**To be done:** Retype all the entries word for word, but omit the pictures.

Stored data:
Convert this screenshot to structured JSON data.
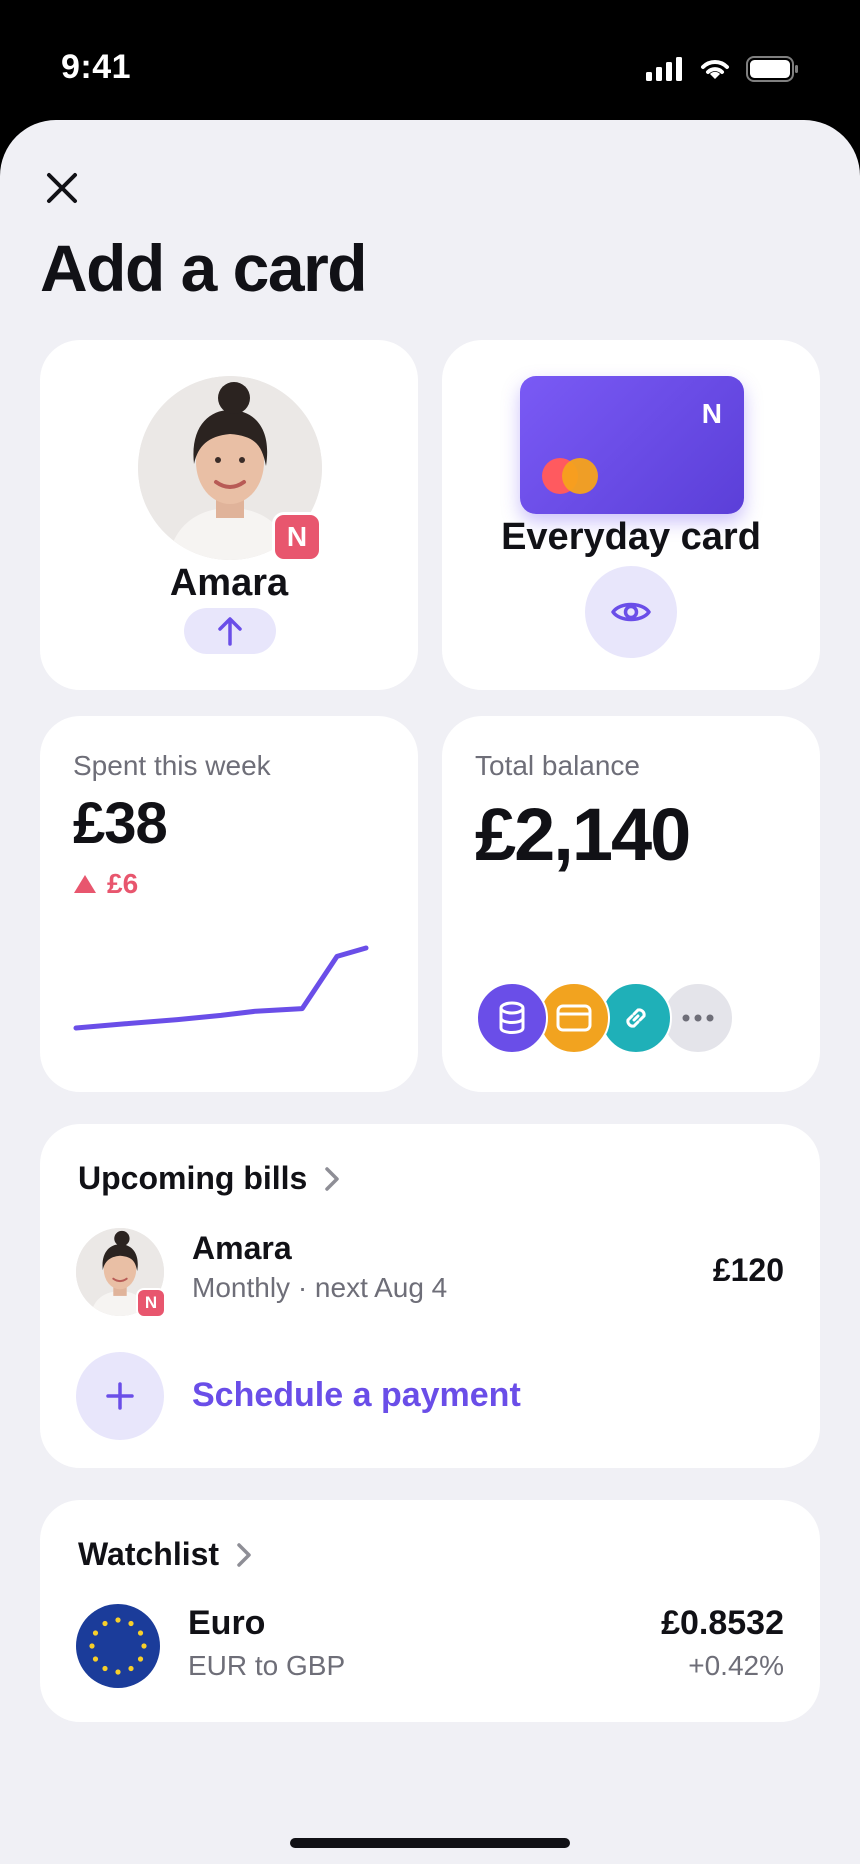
{
  "status_bar": {
    "time": "9:41"
  },
  "header": {
    "title": "Add a card"
  },
  "profile": {
    "name": "Amara",
    "badge": "N"
  },
  "everyday_card": {
    "title": "Everyday card",
    "card_mark": "N"
  },
  "spent": {
    "label": "Spent this week",
    "amount": "£38",
    "delta": "£6",
    "trend_values": [
      0,
      0.5,
      1,
      1.5,
      2,
      2.3,
      8.5,
      9.5
    ]
  },
  "balance": {
    "label": "Total balance",
    "amount": "£2,140",
    "accounts": [
      {
        "icon": "database-icon",
        "color": "#6a4ee8"
      },
      {
        "icon": "card-icon",
        "color": "#f2a31f"
      },
      {
        "icon": "link-icon",
        "color": "#1fb0b8"
      },
      {
        "icon": "more-icon",
        "color": "#e4e4ea"
      }
    ]
  },
  "bills": {
    "title": "Upcoming bills",
    "items": [
      {
        "name": "Amara",
        "badge": "N",
        "schedule": "Monthly · next Aug 4",
        "amount": "£120"
      }
    ],
    "schedule_label": "Schedule a payment"
  },
  "watchlist": {
    "title": "Watchlist",
    "items": [
      {
        "name": "Euro",
        "pair": "EUR to GBP",
        "rate": "£0.8532",
        "change": "+0.42%"
      }
    ]
  },
  "colors": {
    "accent": "#6a4ee8",
    "accent_soft": "#e8e6fb",
    "badge": "#e8566e",
    "background": "#f0f0f5"
  }
}
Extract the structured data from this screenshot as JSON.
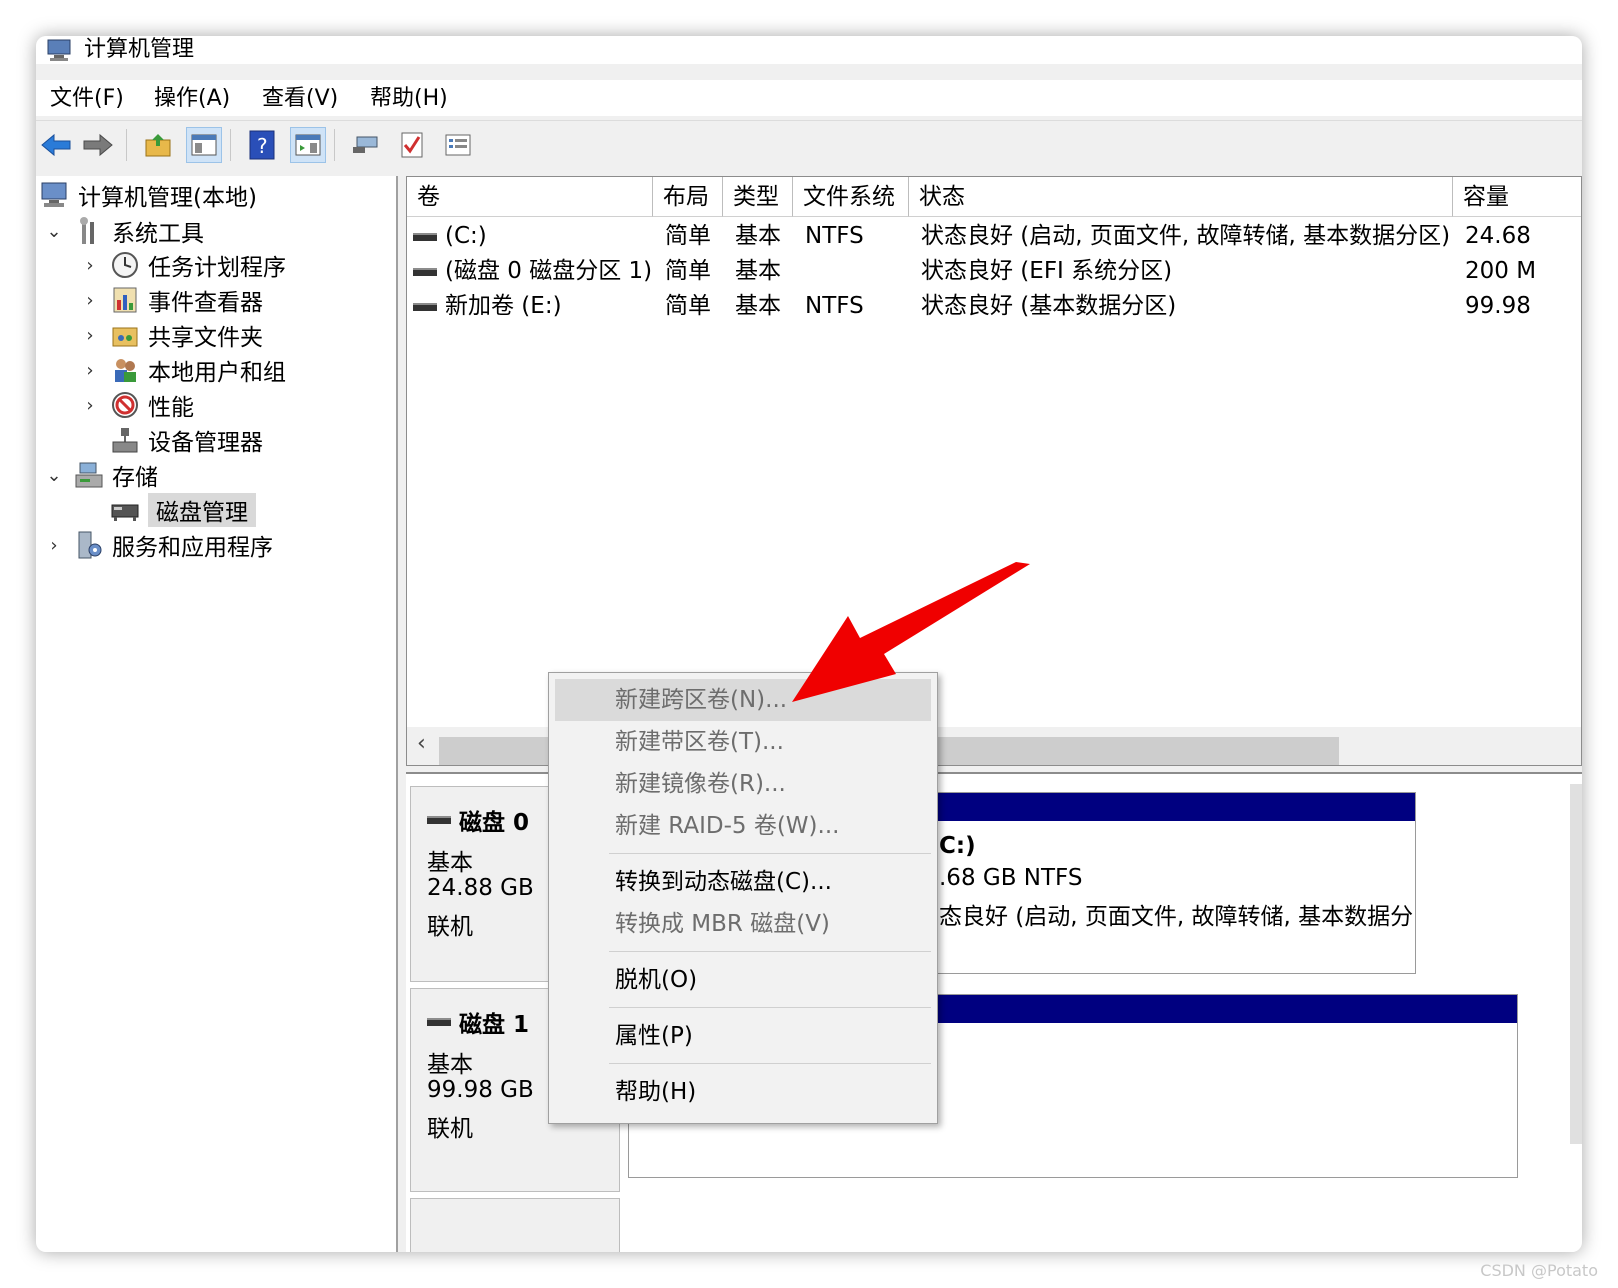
{
  "window": {
    "title": "计算机管理"
  },
  "menu": [
    "文件(F)",
    "操作(A)",
    "查看(V)",
    "帮助(H)"
  ],
  "toolbar": {
    "buttons": [
      "back-icon",
      "forward-icon",
      "up-folder-icon",
      "show-hide-tree-icon",
      "help-icon",
      "action-pane-icon",
      "connect-icon",
      "check-icon",
      "list-icon"
    ]
  },
  "tree": {
    "root": "计算机管理(本地)",
    "system_tools": "系统工具",
    "task_scheduler": "任务计划程序",
    "event_viewer": "事件查看器",
    "shared_folders": "共享文件夹",
    "local_users": "本地用户和组",
    "performance": "性能",
    "device_manager": "设备管理器",
    "storage": "存储",
    "disk_management": "磁盘管理",
    "services_apps": "服务和应用程序"
  },
  "volumes": {
    "headers": [
      "卷",
      "布局",
      "类型",
      "文件系统",
      "状态",
      "容量"
    ],
    "rows": [
      {
        "vol": "(C:)",
        "layout": "简单",
        "type": "基本",
        "fs": "NTFS",
        "status": "状态良好 (启动, 页面文件, 故障转储, 基本数据分区)",
        "capacity": "24.68"
      },
      {
        "vol": "(磁盘 0 磁盘分区 1)",
        "layout": "简单",
        "type": "基本",
        "fs": "",
        "status": "状态良好 (EFI 系统分区)",
        "capacity": "200 M"
      },
      {
        "vol": "新加卷 (E:)",
        "layout": "简单",
        "type": "基本",
        "fs": "NTFS",
        "status": "状态良好 (基本数据分区)",
        "capacity": "99.98"
      }
    ]
  },
  "disks": [
    {
      "name": "磁盘 0",
      "type": "基本",
      "size": "24.88 GB",
      "state": "联机"
    },
    {
      "name": "磁盘 1",
      "type": "基本",
      "size": "99.98 GB",
      "state": "联机"
    }
  ],
  "partition_c": {
    "name": "C:)",
    "size": ".68 GB NTFS",
    "status": "态良好 (启动, 页面文件, 故障转储, 基本数据分"
  },
  "context_menu": {
    "new_spanned": "新建跨区卷(N)...",
    "new_striped": "新建带区卷(T)...",
    "new_mirrored": "新建镜像卷(R)...",
    "new_raid5": "新建 RAID-5 卷(W)...",
    "convert_dynamic": "转换到动态磁盘(C)...",
    "convert_mbr": "转换成 MBR 磁盘(V)",
    "offline": "脱机(O)",
    "properties": "属性(P)",
    "help": "帮助(H)"
  },
  "watermark": "CSDN @Potato"
}
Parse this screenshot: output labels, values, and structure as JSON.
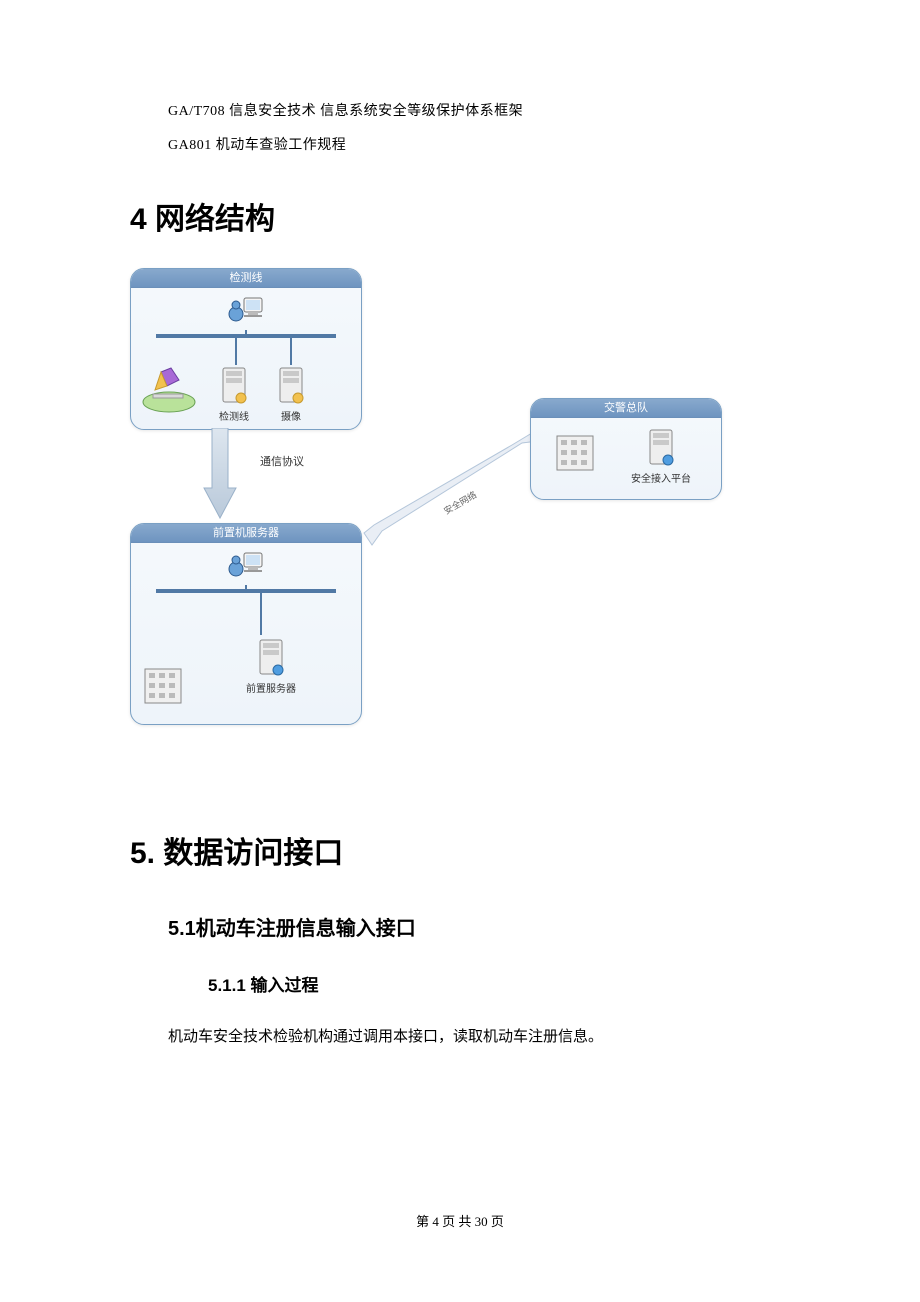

**Result:**
Convert this screenshot to structured JSON data.
{
  "status_bar": {
    "time": "9:41"
  },
  "header": {
    "title": "Add a card"
  },
  "profile": {
    "name": "Amara",
    "badge": "N"
  },
  "everyday_card": {
    "title": "Everyday card",
    "card_mark": "N"
  },
  "spent": {
    "label": "Spent this week",
    "amount": "£38",
    "delta": "£6",
    "trend_values": [
      0,
      0.5,
      1,
      1.5,
      2,
      2.3,
      8.5,
      9.5
    ]
  },
  "balance": {
    "label": "Total balance",
    "amount": "£2,140",
    "accounts": [
      {
        "icon": "database-icon",
        "color": "#6a4ee8"
      },
      {
        "icon": "card-icon",
        "color": "#f2a31f"
      },
      {
        "icon": "link-icon",
        "color": "#1fb0b8"
      },
      {
        "icon": "more-icon",
        "color": "#e4e4ea"
      }
    ]
  },
  "bills": {
    "title": "Upcoming bills",
    "items": [
      {
        "name": "Amara",
        "badge": "N",
        "schedule": "Monthly · next Aug 4",
        "amount": "£120"
      }
    ],
    "schedule_label": "Schedule a payment"
  },
  "watchlist": {
    "title": "Watchlist",
    "items": [
      {
        "name": "Euro",
        "pair": "EUR to GBP",
        "rate": "£0.8532",
        "change": "+0.42%"
      }
    ]
  },
  "colors": {
    "accent": "#6a4ee8",
    "accent_soft": "#e8e6fb",
    "badge": "#e8566e",
    "background": "#f0f0f5"
  }
}
Extract the structured data from this screenshot as JSON.
{
  "window": {
    "title": "计算机管理"
  },
  "menu": [
    "文件(F)",
    "操作(A)",
    "查看(V)",
    "帮助(H)"
  ],
  "toolbar": {
    "buttons": [
      "back-icon",
      "forward-icon",
      "up-folder-icon",
      "show-hide-tree-icon",
      "help-icon",
      "action-pane-icon",
      "connect-icon",
      "check-icon",
      "list-icon"
    ]
  },
  "tree": {
    "root": "计算机管理(本地)",
    "system_tools": "系统工具",
    "task_scheduler": "任务计划程序",
    "event_viewer": "事件查看器",
    "shared_folders": "共享文件夹",
    "local_users": "本地用户和组",
    "performance": "性能",
    "device_manager": "设备管理器",
    "storage": "存储",
    "disk_management": "磁盘管理",
    "services_apps": "服务和应用程序"
  },
  "volumes": {
    "headers": [
      "卷",
      "布局",
      "类型",
      "文件系统",
      "状态",
      "容量"
    ],
    "rows": [
      {
        "vol": "(C:)",
        "layout": "简单",
        "type": "基本",
        "fs": "NTFS",
        "status": "状态良好 (启动, 页面文件, 故障转储, 基本数据分区)",
        "capacity": "24.68"
      },
      {
        "vol": "(磁盘 0 磁盘分区 1)",
        "layout": "简单",
        "type": "基本",
        "fs": "",
        "status": "状态良好 (EFI 系统分区)",
        "capacity": "200 M"
      },
      {
        "vol": "新加卷 (E:)",
        "layout": "简单",
        "type": "基本",
        "fs": "NTFS",
        "status": "状态良好 (基本数据分区)",
        "capacity": "99.98"
      }
    ]
  },
  "disks": [
    {
      "name": "磁盘 0",
      "type": "基本",
      "size": "24.88 GB",
      "state": "联机"
    },
    {
      "name": "磁盘 1",
      "type": "基本",
      "size": "99.98 GB",
      "state": "联机"
    }
  ],
  "partition_c": {
    "name": "C:)",
    "size": ".68 GB NTFS",
    "status": "态良好 (启动, 页面文件, 故障转储, 基本数据分"
  },
  "context_menu": {
    "new_spanned": "新建跨区卷(N)...",
    "new_striped": "新建带区卷(T)...",
    "new_mirrored": "新建镜像卷(R)...",
    "new_raid5": "新建 RAID-5 卷(W)...",
    "convert_dynamic": "转换到动态磁盘(C)...",
    "convert_mbr": "转换成 MBR 磁盘(V)",
    "offline": "脱机(O)",
    "properties": "属性(P)",
    "help": "帮助(H)"
  },
  "watermark": "CSDN @Potato"
}
Parse this screenshot: output labels, values, and structure as JSON.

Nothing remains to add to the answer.